* **Objective**
In the entries that follow, how many lines contain the word "false"? Answer with the number only.

= = = = = = =

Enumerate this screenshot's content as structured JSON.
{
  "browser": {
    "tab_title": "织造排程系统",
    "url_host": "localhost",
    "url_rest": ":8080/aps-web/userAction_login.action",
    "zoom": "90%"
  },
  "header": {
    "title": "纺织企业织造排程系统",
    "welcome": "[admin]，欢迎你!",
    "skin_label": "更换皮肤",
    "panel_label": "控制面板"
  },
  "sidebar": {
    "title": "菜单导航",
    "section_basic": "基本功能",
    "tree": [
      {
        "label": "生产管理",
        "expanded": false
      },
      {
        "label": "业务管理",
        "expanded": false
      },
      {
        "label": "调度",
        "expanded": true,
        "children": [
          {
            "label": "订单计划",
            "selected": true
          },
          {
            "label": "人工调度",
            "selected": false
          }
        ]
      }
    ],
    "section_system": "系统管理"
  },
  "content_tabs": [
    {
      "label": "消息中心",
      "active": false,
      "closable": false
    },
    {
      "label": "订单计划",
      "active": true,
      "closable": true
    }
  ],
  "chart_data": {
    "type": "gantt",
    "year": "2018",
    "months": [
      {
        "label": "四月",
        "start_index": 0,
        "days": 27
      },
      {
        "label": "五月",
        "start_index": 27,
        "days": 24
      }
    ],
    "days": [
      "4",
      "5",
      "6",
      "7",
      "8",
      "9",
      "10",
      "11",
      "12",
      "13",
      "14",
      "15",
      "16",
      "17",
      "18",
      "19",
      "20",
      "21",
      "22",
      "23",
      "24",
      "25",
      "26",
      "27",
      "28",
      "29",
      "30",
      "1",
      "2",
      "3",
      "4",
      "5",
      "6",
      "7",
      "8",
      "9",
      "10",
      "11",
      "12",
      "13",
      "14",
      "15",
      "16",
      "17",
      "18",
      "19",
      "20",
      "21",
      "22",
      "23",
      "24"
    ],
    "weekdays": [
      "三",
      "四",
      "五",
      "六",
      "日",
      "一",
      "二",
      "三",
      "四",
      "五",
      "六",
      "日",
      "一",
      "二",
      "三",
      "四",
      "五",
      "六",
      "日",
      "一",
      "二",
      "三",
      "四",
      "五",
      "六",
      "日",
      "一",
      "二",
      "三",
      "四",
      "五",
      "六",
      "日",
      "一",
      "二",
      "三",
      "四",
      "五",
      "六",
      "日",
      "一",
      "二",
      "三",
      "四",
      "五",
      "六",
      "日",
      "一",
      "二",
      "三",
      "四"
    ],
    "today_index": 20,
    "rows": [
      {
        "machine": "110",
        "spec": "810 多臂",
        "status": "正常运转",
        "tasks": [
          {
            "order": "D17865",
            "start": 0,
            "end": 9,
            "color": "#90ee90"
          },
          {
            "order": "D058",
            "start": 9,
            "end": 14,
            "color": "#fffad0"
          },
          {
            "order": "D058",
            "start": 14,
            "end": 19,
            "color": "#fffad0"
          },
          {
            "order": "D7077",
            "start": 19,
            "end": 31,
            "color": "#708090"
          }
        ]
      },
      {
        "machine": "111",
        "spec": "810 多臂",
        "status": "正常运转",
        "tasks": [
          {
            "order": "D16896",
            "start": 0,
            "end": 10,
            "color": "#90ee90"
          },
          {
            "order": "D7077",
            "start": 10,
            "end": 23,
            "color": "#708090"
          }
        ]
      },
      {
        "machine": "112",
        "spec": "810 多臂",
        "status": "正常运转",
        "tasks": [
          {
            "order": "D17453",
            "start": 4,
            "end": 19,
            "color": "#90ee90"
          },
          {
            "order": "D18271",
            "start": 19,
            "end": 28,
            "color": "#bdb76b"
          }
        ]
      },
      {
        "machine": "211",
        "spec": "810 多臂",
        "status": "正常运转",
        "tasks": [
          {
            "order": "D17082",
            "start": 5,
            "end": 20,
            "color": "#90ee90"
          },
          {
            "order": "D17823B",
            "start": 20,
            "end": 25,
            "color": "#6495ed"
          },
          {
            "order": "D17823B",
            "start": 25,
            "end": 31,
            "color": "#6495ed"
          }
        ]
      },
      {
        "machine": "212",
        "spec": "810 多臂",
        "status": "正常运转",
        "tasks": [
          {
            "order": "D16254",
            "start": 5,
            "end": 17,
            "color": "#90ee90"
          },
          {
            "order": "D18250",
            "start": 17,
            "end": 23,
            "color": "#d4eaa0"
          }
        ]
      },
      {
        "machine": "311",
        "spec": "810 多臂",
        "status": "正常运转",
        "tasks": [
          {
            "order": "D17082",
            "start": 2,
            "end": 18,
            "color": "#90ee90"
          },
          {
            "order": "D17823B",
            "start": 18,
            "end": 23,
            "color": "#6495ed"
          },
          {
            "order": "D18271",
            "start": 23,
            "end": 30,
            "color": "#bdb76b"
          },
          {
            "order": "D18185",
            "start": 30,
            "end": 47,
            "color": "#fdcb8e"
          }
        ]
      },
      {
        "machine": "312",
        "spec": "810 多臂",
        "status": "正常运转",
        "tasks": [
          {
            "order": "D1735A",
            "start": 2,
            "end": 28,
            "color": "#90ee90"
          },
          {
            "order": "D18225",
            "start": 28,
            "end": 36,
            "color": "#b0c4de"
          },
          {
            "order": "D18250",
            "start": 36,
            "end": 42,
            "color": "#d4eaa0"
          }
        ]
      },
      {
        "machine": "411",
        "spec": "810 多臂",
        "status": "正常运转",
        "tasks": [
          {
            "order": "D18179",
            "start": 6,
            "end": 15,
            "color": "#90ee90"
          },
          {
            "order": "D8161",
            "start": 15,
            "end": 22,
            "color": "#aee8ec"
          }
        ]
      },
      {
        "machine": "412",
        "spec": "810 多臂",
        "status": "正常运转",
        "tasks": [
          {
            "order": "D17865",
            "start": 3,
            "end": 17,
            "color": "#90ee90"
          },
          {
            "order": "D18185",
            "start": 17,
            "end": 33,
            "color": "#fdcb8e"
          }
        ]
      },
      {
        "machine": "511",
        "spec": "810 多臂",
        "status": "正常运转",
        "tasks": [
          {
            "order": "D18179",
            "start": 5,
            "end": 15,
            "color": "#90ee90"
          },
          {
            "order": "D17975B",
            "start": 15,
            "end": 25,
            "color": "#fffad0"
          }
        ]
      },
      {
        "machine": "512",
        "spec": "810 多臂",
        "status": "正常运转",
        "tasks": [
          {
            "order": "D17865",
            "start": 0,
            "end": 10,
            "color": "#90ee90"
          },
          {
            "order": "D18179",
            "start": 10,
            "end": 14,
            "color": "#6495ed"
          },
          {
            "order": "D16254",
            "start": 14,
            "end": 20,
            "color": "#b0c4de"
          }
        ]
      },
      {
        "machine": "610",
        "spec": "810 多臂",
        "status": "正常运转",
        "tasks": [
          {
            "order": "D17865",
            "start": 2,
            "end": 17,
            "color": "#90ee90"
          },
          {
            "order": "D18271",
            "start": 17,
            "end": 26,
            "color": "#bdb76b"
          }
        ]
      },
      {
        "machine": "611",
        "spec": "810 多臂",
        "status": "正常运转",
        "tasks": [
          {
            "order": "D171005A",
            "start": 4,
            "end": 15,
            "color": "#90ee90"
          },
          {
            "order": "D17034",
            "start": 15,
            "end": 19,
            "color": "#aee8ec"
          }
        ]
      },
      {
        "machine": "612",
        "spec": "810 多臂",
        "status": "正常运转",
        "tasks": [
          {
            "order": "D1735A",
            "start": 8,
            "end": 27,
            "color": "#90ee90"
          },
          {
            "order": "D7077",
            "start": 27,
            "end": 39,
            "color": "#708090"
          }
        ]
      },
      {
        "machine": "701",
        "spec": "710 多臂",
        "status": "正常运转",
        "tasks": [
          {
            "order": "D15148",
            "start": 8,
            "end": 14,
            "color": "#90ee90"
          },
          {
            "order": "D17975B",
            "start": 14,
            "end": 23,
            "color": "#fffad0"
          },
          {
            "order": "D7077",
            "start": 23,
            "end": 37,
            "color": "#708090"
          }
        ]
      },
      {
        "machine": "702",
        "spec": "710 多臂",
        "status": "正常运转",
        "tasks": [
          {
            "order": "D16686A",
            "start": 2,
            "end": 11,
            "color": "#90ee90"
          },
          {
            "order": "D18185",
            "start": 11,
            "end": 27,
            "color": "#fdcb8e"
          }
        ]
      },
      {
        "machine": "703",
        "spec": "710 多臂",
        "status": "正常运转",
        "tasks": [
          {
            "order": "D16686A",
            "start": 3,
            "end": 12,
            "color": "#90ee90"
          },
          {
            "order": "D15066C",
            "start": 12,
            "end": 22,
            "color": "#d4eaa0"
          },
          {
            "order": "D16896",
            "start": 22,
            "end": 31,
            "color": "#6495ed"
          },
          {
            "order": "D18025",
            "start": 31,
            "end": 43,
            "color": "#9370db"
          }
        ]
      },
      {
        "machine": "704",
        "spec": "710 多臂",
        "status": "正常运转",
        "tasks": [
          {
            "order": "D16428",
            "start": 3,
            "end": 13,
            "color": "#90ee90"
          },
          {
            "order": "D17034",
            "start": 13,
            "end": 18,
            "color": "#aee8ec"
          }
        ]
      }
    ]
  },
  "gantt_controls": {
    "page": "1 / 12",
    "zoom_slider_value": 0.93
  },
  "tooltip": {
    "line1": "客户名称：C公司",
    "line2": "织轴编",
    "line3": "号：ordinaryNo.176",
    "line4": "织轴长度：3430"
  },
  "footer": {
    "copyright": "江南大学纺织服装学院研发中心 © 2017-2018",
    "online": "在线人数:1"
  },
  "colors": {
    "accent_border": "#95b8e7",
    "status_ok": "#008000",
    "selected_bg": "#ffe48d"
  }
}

= = = = = = =

* **Response to the exercise**
5